## [What to do]
Note how many lines hold the string "probability" and give that number without any other words.

[Figure contents as structured data]
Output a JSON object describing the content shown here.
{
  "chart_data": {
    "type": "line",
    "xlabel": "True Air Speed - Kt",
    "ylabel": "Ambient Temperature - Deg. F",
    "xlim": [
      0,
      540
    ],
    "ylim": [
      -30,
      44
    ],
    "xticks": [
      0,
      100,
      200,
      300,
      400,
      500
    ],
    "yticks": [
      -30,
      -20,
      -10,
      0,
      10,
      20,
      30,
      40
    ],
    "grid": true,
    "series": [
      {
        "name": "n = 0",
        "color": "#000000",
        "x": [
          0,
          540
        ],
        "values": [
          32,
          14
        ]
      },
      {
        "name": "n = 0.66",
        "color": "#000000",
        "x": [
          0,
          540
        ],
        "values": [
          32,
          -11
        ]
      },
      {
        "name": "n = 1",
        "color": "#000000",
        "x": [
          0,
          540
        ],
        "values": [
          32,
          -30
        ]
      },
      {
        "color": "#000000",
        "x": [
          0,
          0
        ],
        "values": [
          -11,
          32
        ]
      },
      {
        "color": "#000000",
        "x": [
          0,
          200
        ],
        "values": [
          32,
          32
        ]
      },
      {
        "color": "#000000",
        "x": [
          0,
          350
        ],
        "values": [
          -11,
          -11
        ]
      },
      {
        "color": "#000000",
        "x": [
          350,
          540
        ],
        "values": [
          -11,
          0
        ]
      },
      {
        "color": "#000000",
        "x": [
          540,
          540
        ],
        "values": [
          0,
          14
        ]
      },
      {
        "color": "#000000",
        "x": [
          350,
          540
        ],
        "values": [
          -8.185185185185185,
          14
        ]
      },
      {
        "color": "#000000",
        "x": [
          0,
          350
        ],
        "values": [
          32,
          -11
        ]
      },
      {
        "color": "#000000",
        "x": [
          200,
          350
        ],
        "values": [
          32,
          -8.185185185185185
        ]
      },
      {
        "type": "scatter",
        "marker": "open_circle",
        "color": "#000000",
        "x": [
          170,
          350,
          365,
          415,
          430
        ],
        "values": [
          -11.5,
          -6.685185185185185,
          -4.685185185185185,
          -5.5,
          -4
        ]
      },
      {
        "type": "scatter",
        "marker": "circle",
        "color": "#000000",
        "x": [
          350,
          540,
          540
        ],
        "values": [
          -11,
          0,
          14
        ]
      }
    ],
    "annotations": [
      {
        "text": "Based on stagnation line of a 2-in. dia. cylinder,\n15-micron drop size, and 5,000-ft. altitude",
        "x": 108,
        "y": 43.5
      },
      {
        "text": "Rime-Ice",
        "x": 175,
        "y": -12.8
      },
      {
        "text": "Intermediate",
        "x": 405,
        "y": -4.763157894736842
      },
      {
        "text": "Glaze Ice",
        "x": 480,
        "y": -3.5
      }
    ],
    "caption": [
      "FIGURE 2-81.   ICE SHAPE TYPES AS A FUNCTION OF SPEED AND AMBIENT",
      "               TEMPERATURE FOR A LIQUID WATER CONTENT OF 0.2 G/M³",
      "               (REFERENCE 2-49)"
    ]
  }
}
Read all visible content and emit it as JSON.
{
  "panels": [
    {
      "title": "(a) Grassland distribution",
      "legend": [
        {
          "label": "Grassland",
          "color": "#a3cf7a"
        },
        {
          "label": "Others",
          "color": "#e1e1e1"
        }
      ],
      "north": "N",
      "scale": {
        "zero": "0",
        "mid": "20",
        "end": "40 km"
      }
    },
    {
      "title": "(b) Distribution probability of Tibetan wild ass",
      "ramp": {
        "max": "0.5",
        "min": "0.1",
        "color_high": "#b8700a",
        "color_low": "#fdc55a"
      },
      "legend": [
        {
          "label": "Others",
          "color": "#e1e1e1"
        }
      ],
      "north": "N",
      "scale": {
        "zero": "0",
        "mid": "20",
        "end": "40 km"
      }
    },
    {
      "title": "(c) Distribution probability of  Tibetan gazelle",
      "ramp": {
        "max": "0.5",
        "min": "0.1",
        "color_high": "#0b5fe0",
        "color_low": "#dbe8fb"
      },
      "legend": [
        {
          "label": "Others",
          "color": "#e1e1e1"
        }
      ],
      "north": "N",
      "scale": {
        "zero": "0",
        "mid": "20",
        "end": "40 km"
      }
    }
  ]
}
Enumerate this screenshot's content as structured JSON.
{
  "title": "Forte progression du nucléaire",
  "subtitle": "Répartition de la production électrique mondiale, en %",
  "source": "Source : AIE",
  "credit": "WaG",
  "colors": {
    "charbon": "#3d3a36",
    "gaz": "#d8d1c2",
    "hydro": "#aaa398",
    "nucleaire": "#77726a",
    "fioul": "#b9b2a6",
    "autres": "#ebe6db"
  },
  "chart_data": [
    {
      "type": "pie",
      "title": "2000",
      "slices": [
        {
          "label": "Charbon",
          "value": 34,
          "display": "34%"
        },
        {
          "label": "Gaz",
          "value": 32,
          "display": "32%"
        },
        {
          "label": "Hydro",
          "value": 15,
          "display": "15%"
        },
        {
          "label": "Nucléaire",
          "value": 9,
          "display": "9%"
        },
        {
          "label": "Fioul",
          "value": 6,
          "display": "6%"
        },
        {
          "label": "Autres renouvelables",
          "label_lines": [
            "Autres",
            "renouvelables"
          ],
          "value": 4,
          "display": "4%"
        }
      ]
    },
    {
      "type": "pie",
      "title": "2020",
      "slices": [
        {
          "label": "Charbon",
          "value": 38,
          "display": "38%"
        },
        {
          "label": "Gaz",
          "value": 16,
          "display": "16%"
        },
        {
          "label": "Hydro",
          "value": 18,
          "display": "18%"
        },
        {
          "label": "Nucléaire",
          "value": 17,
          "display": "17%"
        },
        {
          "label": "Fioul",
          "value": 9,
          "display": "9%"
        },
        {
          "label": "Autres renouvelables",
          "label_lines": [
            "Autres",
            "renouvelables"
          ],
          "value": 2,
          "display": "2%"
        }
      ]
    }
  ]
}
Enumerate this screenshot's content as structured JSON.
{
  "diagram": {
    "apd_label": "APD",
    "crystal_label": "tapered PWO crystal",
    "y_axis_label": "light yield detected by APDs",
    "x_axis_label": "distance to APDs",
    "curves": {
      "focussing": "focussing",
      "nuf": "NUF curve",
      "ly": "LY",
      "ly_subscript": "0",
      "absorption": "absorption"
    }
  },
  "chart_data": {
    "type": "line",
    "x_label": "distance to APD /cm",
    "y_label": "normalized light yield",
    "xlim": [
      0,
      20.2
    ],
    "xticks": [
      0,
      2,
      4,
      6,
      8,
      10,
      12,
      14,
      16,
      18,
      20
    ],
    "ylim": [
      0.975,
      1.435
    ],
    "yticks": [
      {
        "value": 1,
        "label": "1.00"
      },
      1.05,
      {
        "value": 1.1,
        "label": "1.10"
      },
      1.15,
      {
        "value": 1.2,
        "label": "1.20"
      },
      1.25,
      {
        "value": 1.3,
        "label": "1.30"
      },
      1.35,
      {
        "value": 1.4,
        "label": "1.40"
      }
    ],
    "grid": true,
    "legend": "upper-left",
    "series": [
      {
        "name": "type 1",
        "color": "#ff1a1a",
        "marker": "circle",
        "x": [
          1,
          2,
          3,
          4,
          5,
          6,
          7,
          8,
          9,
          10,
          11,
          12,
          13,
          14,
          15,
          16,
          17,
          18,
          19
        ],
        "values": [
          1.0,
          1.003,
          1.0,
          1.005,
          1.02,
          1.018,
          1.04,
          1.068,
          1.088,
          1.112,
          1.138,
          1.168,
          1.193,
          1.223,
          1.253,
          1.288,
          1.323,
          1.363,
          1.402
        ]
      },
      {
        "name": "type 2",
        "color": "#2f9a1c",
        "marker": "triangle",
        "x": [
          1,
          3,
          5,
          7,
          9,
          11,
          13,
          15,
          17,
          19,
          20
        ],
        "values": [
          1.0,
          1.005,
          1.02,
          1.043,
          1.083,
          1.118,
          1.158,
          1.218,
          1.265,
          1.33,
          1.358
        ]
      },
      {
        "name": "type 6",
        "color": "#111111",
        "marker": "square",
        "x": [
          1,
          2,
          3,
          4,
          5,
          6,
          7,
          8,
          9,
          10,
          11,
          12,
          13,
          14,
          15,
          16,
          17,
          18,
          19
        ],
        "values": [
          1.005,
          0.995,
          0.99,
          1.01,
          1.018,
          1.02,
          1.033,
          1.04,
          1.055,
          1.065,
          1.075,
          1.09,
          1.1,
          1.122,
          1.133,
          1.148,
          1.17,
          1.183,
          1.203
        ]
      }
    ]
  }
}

## [Full output]
2